(DATA TO PROCESS):
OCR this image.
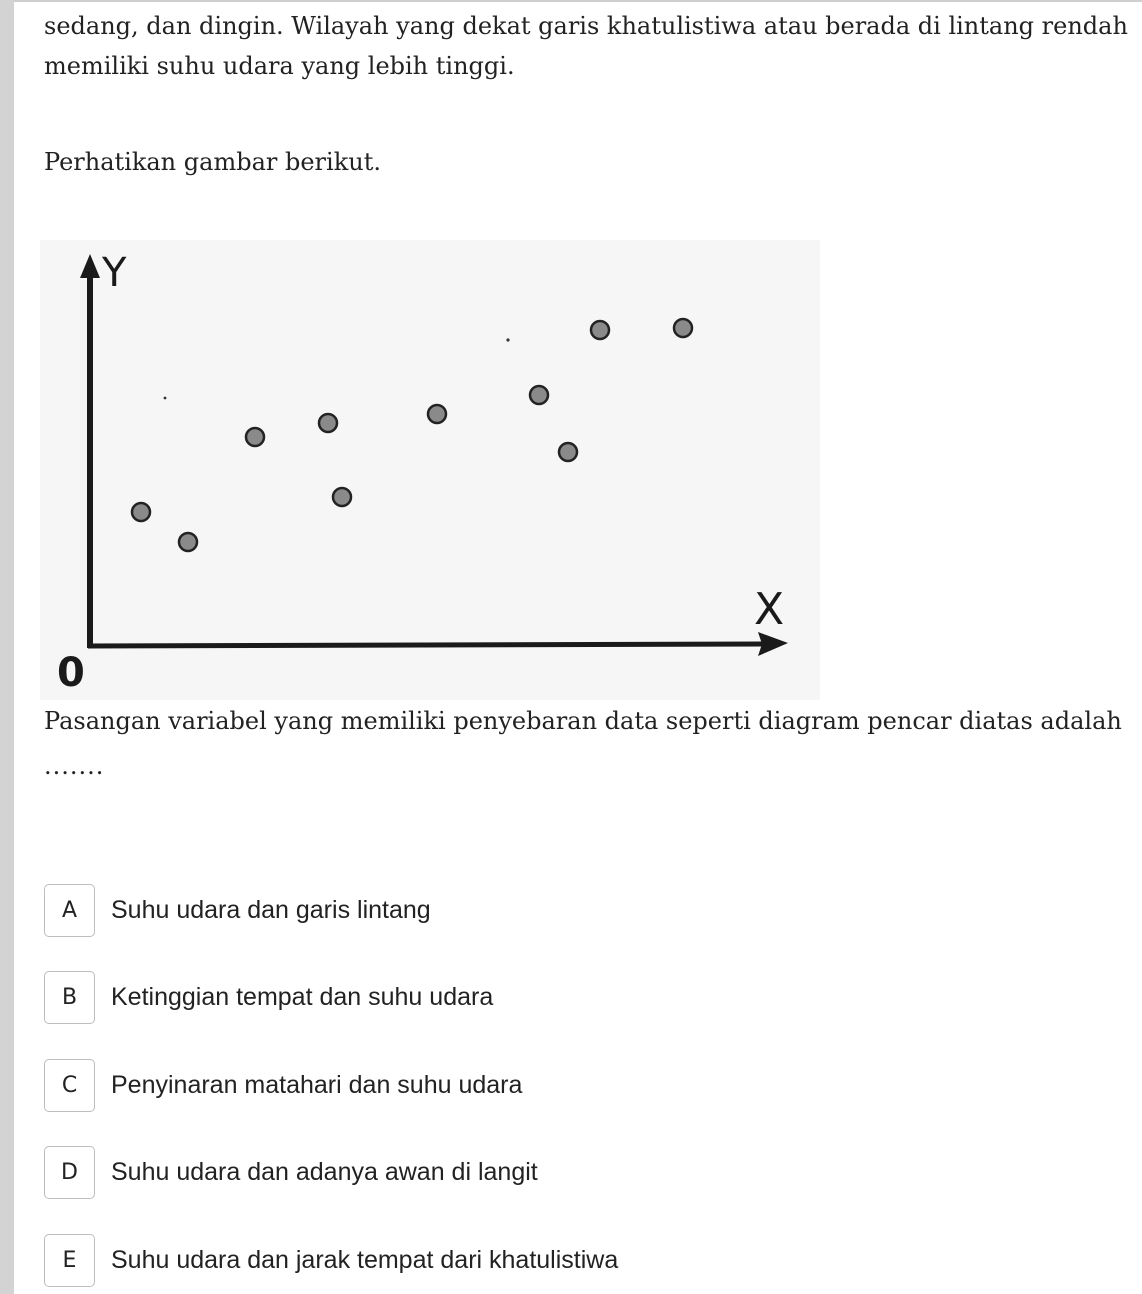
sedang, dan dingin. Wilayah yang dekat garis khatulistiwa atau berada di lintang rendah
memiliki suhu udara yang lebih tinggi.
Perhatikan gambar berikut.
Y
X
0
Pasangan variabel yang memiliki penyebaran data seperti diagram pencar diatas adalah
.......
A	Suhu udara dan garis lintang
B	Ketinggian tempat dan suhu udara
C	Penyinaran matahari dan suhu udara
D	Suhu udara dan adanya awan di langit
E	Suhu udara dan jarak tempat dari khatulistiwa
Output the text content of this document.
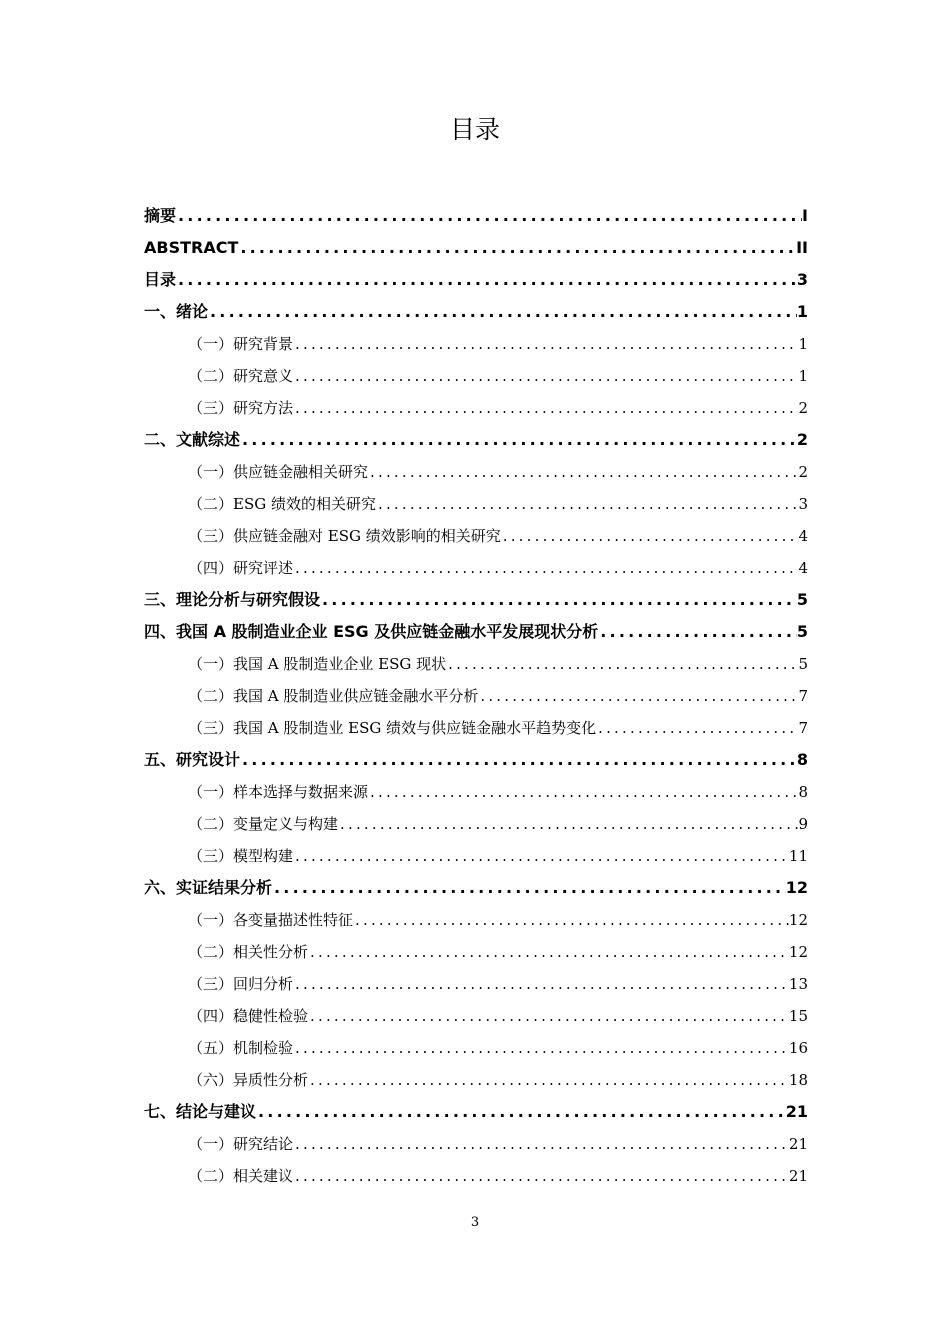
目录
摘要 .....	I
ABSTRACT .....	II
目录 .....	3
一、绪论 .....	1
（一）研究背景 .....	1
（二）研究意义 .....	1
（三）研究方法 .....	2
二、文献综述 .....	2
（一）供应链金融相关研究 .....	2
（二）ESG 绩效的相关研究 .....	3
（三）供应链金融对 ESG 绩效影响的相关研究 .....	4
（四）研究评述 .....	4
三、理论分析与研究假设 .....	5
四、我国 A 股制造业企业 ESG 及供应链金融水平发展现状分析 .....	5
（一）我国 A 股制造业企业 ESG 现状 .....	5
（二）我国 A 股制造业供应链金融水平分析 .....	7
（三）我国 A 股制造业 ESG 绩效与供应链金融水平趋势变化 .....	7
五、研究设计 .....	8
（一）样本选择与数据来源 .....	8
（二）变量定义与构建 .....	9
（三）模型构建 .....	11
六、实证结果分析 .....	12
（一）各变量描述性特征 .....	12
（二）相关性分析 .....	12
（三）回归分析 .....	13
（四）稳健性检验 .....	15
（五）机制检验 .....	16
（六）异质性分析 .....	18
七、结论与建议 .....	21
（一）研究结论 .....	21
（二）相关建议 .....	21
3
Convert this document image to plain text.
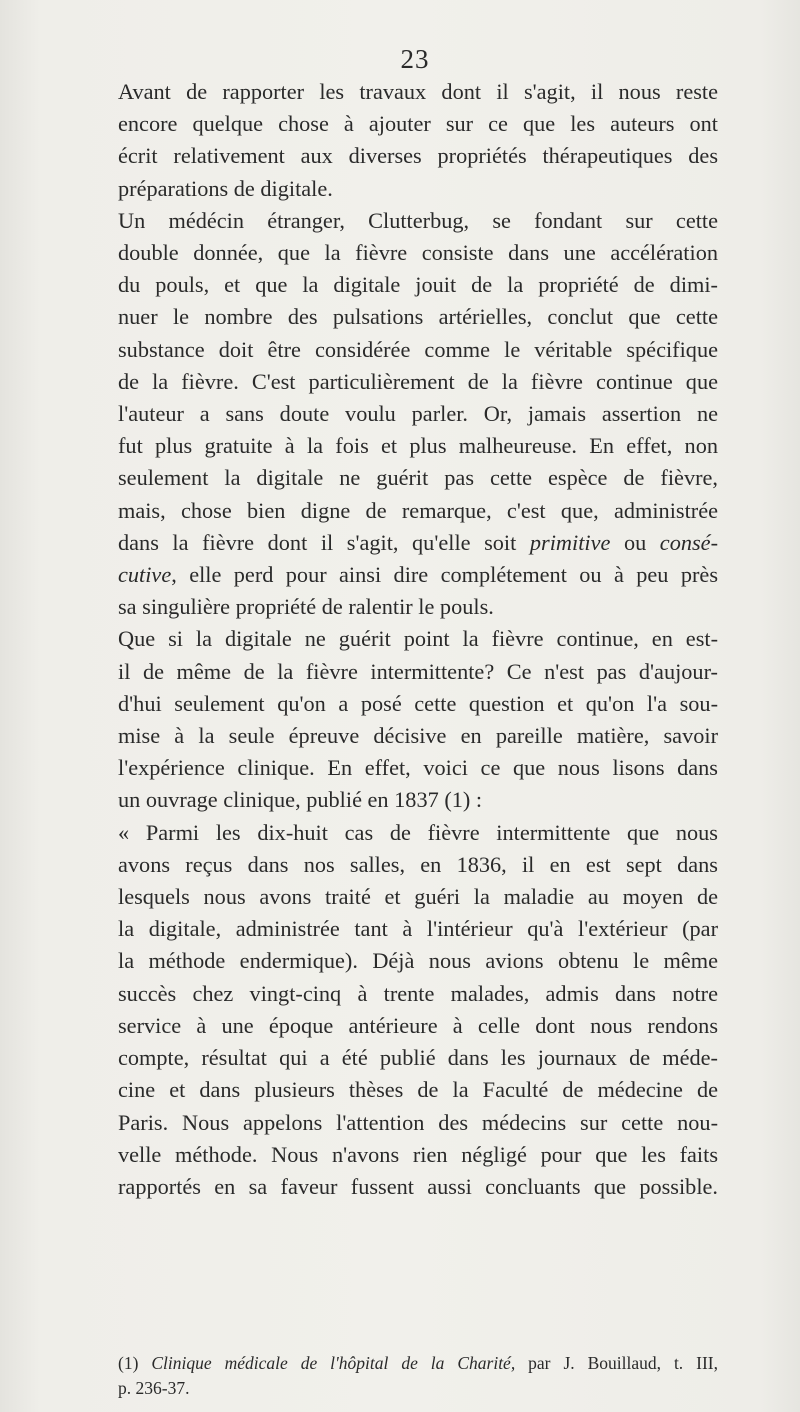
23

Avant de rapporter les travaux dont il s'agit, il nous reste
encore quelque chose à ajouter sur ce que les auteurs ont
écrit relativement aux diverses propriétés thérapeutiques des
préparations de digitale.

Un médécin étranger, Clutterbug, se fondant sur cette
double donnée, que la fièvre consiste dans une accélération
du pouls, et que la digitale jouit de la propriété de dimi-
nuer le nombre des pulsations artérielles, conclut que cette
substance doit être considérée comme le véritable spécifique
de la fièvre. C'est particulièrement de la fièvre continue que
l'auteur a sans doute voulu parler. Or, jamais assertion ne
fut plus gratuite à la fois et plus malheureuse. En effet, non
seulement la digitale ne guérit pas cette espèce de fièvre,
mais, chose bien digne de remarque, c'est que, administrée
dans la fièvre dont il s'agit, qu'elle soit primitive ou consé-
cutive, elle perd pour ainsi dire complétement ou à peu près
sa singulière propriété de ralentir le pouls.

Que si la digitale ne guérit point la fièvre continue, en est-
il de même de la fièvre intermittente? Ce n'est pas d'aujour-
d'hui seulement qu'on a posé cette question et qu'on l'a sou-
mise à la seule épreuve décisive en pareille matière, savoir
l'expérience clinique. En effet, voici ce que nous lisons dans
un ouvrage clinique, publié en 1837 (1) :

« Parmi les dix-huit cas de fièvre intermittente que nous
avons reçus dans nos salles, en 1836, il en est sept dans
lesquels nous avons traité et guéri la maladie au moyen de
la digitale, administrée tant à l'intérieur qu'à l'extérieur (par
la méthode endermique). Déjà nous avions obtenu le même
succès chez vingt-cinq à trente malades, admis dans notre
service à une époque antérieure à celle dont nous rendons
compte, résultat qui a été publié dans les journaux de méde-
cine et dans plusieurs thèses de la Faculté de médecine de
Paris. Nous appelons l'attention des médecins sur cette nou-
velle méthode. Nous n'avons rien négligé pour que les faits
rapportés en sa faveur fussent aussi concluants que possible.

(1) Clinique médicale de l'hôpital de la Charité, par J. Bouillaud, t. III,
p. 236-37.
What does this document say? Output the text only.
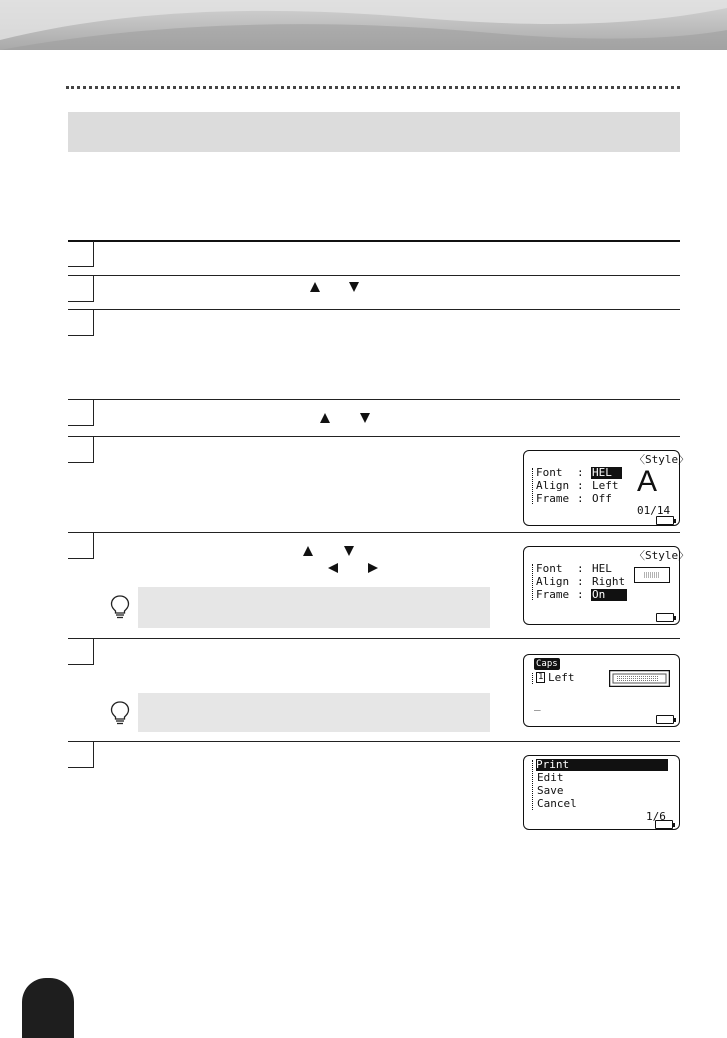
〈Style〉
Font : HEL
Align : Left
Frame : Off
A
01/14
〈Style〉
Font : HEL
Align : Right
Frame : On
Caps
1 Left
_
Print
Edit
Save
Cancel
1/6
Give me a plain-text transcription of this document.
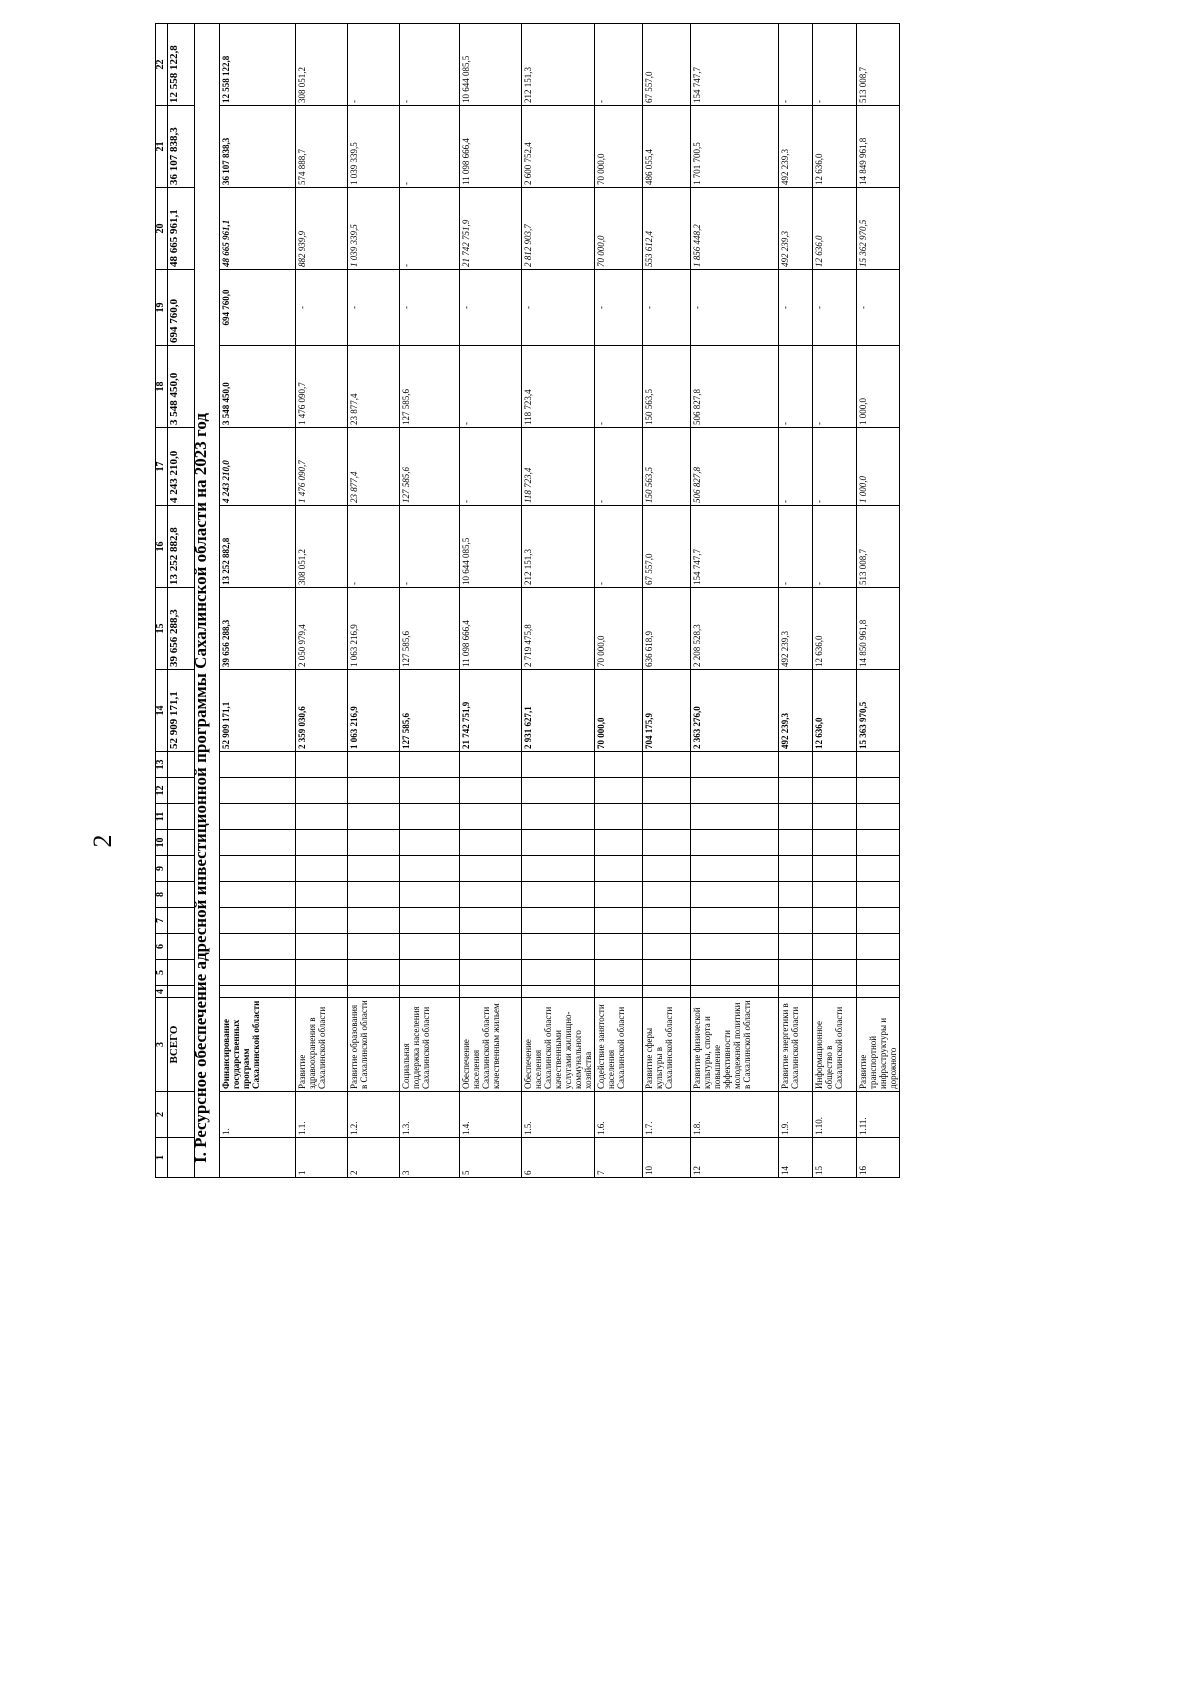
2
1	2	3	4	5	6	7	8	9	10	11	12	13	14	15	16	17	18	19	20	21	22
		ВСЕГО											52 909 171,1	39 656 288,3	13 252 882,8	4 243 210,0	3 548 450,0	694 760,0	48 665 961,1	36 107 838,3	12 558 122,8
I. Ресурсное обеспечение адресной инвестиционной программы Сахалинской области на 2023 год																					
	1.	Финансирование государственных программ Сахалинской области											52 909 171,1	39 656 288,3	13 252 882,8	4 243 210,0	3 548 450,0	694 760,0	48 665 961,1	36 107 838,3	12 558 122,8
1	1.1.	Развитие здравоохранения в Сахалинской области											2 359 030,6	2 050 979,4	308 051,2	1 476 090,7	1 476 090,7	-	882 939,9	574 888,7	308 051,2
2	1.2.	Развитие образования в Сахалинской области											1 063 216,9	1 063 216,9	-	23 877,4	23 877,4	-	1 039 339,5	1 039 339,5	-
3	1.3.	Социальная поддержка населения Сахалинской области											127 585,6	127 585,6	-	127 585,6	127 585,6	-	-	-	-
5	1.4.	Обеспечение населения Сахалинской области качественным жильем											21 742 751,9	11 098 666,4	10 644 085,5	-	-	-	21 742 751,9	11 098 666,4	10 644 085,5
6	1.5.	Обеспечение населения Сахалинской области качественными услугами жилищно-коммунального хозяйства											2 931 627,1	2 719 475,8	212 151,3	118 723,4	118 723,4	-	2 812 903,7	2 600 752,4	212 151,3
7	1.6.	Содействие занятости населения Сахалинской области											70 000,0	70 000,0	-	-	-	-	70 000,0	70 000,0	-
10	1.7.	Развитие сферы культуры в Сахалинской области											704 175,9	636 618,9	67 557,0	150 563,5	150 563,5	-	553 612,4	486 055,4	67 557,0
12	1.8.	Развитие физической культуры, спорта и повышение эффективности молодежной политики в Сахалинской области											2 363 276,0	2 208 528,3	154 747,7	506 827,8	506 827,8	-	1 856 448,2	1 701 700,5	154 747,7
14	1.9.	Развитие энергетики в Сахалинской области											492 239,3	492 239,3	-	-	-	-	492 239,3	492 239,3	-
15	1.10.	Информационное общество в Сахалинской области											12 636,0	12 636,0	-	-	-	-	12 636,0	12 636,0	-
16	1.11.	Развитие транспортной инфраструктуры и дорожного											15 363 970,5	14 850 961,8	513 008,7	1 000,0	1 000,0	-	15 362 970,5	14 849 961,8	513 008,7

(PROBLEM): Count how many lines of the listing above include "garis" and report that number alone.

(RESULT OF THIS EXERCISE): 2